===== Information supplied =====

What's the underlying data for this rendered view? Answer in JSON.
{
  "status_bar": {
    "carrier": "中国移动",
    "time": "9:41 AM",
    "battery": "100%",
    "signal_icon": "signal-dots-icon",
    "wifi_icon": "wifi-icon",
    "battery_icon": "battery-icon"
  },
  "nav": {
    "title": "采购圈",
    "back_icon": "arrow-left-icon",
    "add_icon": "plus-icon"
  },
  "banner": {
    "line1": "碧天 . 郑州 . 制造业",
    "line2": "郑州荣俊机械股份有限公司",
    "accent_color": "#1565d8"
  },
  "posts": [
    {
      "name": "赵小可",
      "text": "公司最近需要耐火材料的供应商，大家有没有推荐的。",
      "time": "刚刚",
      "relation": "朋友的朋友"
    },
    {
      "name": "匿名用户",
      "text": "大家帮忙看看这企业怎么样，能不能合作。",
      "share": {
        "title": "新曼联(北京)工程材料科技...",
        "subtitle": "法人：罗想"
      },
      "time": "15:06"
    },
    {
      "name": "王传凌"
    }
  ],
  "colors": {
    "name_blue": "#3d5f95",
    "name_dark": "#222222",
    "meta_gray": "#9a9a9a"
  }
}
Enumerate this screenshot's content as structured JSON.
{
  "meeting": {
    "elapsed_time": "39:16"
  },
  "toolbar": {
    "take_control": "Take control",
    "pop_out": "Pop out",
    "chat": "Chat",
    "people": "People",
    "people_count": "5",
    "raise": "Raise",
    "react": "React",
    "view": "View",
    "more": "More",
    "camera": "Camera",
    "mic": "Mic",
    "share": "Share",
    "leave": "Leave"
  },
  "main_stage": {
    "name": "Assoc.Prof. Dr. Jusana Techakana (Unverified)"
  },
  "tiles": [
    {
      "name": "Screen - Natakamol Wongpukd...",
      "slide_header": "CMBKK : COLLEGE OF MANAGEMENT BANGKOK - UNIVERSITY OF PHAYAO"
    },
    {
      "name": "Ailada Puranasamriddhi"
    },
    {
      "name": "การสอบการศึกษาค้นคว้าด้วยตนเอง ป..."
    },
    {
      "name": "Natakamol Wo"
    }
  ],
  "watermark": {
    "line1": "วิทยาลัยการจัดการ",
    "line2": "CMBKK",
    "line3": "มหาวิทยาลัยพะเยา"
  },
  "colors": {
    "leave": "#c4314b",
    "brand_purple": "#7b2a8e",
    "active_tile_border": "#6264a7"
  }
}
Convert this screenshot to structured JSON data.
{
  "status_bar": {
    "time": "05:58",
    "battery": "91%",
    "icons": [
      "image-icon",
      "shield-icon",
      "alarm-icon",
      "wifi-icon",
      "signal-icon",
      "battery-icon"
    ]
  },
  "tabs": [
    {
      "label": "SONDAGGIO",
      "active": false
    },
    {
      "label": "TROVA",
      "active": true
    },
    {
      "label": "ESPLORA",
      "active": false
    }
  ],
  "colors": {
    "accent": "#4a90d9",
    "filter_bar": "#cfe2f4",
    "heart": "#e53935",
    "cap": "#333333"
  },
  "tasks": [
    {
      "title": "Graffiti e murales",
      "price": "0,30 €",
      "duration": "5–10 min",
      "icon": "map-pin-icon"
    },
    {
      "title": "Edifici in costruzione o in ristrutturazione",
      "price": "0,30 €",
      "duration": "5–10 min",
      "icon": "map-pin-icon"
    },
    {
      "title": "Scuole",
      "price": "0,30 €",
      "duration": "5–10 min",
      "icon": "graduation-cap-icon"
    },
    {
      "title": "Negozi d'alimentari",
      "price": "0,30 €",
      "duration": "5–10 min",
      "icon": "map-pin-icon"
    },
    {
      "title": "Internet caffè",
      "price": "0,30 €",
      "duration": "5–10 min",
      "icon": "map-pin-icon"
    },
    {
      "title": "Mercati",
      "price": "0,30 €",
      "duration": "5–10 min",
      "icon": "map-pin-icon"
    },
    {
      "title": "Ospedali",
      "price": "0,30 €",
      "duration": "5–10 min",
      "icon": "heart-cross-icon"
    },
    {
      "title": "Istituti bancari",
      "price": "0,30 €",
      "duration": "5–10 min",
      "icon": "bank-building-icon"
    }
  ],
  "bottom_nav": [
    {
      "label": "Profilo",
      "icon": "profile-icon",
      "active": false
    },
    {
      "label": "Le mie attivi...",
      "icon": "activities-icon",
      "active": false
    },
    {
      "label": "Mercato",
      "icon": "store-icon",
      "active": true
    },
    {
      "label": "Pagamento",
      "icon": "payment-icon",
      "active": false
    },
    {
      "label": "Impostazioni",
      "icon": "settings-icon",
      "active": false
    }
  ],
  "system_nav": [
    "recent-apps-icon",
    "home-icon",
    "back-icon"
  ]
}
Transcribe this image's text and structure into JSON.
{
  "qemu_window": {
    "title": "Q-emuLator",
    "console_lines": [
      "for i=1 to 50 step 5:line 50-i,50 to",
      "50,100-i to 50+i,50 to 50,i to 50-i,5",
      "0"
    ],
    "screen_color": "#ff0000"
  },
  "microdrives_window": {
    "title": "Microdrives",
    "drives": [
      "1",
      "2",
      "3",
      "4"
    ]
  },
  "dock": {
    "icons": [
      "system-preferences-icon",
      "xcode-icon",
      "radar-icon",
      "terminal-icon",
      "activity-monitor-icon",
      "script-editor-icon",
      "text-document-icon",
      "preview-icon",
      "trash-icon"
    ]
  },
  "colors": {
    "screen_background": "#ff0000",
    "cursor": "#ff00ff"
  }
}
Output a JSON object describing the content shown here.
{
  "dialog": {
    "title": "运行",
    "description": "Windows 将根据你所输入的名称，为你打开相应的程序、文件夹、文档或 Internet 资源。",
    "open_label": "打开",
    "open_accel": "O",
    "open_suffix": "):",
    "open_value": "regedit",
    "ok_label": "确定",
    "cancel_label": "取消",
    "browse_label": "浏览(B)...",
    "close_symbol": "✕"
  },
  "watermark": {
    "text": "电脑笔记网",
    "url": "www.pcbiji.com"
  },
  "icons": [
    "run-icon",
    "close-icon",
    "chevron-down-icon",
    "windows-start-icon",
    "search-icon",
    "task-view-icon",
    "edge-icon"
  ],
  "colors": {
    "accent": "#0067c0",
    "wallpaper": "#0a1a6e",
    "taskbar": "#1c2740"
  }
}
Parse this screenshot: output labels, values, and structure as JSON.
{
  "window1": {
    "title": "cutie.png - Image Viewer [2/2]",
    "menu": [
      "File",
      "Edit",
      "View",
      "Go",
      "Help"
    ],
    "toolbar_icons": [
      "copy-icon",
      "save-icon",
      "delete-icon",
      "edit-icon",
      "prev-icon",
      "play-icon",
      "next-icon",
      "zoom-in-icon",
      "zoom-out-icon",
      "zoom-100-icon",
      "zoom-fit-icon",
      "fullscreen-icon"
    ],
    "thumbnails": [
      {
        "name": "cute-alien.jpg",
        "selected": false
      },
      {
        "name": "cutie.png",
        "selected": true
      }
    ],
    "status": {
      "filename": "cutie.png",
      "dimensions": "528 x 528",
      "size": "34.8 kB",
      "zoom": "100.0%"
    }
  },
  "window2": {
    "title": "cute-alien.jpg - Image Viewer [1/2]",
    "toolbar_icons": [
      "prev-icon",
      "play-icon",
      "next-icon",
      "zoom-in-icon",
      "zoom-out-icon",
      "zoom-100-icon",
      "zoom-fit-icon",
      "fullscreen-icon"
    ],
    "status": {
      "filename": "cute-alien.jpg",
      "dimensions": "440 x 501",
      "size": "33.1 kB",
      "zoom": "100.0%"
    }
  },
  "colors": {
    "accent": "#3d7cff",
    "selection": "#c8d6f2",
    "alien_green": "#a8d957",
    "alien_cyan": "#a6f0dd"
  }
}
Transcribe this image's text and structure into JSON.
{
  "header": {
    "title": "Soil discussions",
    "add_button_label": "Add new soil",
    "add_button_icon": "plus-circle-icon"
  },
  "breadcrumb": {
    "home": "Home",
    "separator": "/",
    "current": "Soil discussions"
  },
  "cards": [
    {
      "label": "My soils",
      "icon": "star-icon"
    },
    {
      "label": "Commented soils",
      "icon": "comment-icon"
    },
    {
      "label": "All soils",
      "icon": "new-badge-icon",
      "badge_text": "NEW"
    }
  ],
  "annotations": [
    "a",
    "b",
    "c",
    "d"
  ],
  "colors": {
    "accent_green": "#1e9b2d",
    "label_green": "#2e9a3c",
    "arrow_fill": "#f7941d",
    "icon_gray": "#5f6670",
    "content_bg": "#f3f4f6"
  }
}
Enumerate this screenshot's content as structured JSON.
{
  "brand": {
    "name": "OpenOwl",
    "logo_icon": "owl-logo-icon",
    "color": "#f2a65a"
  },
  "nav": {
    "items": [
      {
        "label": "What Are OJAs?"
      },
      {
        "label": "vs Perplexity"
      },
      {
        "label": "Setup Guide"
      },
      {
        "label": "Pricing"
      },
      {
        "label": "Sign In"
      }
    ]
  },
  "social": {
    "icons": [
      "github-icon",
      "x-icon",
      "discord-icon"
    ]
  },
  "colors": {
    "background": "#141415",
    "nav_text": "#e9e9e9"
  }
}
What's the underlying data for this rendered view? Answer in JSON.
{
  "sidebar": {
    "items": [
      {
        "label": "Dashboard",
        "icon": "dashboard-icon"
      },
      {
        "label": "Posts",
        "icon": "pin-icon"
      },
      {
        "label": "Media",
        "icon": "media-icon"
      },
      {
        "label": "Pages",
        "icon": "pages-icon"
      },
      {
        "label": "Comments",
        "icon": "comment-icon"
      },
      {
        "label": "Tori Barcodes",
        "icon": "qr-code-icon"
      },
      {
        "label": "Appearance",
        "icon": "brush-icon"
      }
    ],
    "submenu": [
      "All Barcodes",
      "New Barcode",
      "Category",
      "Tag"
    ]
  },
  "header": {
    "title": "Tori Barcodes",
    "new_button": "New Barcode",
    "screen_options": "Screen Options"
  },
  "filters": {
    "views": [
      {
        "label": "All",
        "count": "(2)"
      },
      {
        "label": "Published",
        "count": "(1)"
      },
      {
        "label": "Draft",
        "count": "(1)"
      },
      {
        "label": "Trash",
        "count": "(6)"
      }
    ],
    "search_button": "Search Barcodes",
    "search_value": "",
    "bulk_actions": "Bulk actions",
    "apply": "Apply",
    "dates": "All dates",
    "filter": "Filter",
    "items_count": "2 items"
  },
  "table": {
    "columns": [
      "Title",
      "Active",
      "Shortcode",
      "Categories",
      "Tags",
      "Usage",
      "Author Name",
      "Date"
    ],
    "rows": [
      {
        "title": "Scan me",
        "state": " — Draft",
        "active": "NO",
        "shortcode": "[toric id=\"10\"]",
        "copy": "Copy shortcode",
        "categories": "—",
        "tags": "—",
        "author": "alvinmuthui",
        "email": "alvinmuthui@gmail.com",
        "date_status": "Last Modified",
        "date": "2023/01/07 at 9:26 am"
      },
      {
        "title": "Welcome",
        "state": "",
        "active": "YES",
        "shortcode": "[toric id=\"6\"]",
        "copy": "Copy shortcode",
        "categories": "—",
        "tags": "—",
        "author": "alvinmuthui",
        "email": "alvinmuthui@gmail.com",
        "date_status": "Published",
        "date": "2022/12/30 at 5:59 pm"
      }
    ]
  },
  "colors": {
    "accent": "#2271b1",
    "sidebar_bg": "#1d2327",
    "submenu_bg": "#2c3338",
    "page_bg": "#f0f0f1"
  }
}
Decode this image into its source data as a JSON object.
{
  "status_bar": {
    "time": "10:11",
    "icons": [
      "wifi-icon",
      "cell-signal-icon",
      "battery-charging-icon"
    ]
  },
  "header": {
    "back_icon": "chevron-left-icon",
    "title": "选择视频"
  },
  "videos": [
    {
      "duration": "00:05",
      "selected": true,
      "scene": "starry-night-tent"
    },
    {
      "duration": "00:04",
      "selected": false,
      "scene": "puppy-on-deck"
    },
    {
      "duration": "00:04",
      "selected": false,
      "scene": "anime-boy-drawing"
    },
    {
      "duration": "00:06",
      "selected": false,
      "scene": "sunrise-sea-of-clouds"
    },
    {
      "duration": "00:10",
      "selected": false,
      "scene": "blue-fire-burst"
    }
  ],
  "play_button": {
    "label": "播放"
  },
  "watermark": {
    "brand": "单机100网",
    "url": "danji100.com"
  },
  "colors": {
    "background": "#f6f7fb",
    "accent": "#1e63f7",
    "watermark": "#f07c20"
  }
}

=====

▶ _Aim of the task_: Gather all lines with the string "plus" from the data.

▶ _Problem solution_:
    "add_icon": "plus-icon"
    "add_button_icon": "plus-circle-icon"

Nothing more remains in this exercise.